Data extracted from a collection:
• • • •

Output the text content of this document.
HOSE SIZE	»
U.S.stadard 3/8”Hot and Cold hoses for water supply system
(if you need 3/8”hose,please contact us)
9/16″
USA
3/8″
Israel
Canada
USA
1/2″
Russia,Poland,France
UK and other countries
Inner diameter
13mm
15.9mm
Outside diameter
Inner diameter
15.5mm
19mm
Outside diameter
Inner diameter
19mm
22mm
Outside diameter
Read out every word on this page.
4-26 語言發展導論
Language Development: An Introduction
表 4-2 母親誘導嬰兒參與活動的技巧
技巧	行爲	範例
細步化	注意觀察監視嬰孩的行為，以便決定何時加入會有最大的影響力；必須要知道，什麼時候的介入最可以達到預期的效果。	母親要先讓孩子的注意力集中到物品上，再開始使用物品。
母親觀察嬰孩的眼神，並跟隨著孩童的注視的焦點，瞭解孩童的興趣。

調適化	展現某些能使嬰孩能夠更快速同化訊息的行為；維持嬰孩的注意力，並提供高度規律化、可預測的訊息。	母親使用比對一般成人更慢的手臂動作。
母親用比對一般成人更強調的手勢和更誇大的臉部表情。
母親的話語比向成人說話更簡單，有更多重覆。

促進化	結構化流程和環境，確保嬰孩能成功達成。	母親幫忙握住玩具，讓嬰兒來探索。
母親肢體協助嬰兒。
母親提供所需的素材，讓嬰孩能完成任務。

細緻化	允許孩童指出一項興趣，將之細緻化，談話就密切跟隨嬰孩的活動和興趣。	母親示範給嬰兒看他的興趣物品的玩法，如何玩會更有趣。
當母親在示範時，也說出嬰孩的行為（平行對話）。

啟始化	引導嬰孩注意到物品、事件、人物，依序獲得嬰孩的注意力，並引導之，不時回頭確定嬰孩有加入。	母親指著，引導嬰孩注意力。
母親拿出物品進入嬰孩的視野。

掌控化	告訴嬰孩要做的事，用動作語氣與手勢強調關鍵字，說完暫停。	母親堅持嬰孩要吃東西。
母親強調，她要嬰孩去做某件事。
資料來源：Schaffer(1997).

• • • •

Request —
Find all lines holding the string "this" and copy them.

Written solution —
Output the text content of this document.
Read out every word on this page.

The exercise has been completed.